[start of Exercise materials]

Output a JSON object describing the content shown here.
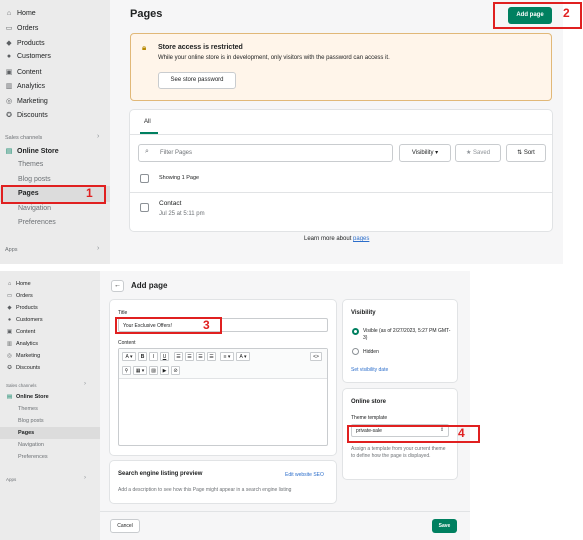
{
  "panel1": {
    "sidebar": {
      "items": [
        {
          "label": "Home",
          "icon": "home-icon"
        },
        {
          "label": "Orders",
          "icon": "orders-icon"
        },
        {
          "label": "Products",
          "icon": "products-icon"
        },
        {
          "label": "Customers",
          "icon": "customers-icon"
        },
        {
          "label": "Content",
          "icon": "content-icon"
        },
        {
          "label": "Analytics",
          "icon": "analytics-icon"
        },
        {
          "label": "Marketing",
          "icon": "marketing-icon"
        },
        {
          "label": "Discounts",
          "icon": "discounts-icon"
        }
      ],
      "sales_channels": "Sales channels",
      "online_store": "Online Store",
      "sub_items": [
        "Themes",
        "Blog posts",
        "Pages",
        "Navigation",
        "Preferences"
      ],
      "apps": "Apps"
    },
    "header": {
      "title": "Pages",
      "add_button": "Add page"
    },
    "banner": {
      "title": "Store access is restricted",
      "text": "While your online store is in development, only visitors with the password can access it.",
      "button": "See store password"
    },
    "list": {
      "tab": "All",
      "filter_placeholder": "Filter Pages",
      "visibility": "Visibility",
      "saved": "Saved",
      "sort": "Sort",
      "showing": "Showing 1 Page",
      "rows": [
        {
          "title": "Contact",
          "date": "Jul 25 at 5:11 pm"
        }
      ]
    },
    "footer": {
      "prefix": "Learn more about ",
      "link": "pages"
    }
  },
  "panel2": {
    "sidebar": {
      "items": [
        "Home",
        "Orders",
        "Products",
        "Customers",
        "Content",
        "Analytics",
        "Marketing",
        "Discounts"
      ],
      "sales_channels": "Sales channels",
      "online_store": "Online Store",
      "sub_items": [
        "Themes",
        "Blog posts",
        "Pages",
        "Navigation",
        "Preferences"
      ],
      "apps": "Apps"
    },
    "header": {
      "title": "Add page"
    },
    "form": {
      "title_label": "Title",
      "title_value": "Your Exclusive Offers!",
      "content_label": "Content"
    },
    "seo": {
      "title": "Search engine listing preview",
      "edit_link": "Edit website SEO",
      "text": "Add a description to see how this Page might appear in a search engine listing"
    },
    "visibility": {
      "title": "Visibility",
      "visible_label": "Visible (as of 2/27/2023, 5:27 PM GMT-3)",
      "hidden_label": "Hidden",
      "set_date": "Set visibility date"
    },
    "online_store": {
      "title": "Online store",
      "template_label": "Theme template",
      "template_value": "private-sale",
      "help": "Assign a template from your current theme to define how the page is displayed."
    },
    "footer": {
      "cancel": "Cancel",
      "save": "Save"
    }
  },
  "annotations": [
    "1",
    "2",
    "3",
    "4"
  ],
  "colors": {
    "accent": "#008060",
    "annotation": "#e02020",
    "banner_bg": "#fff5ea",
    "link": "#2c6ecb"
  }
}
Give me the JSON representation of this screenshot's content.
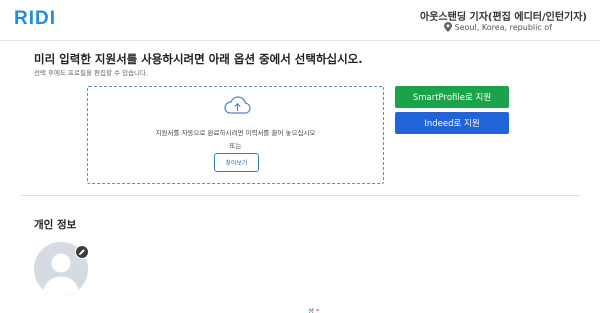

[end of Exercise materials]

Required work =
Filter out every line that lacks the word "JSON", and copy the rest.

Task response =
Output a JSON object describing the content shown here.
Give me the JSON representation of this screenshot's content.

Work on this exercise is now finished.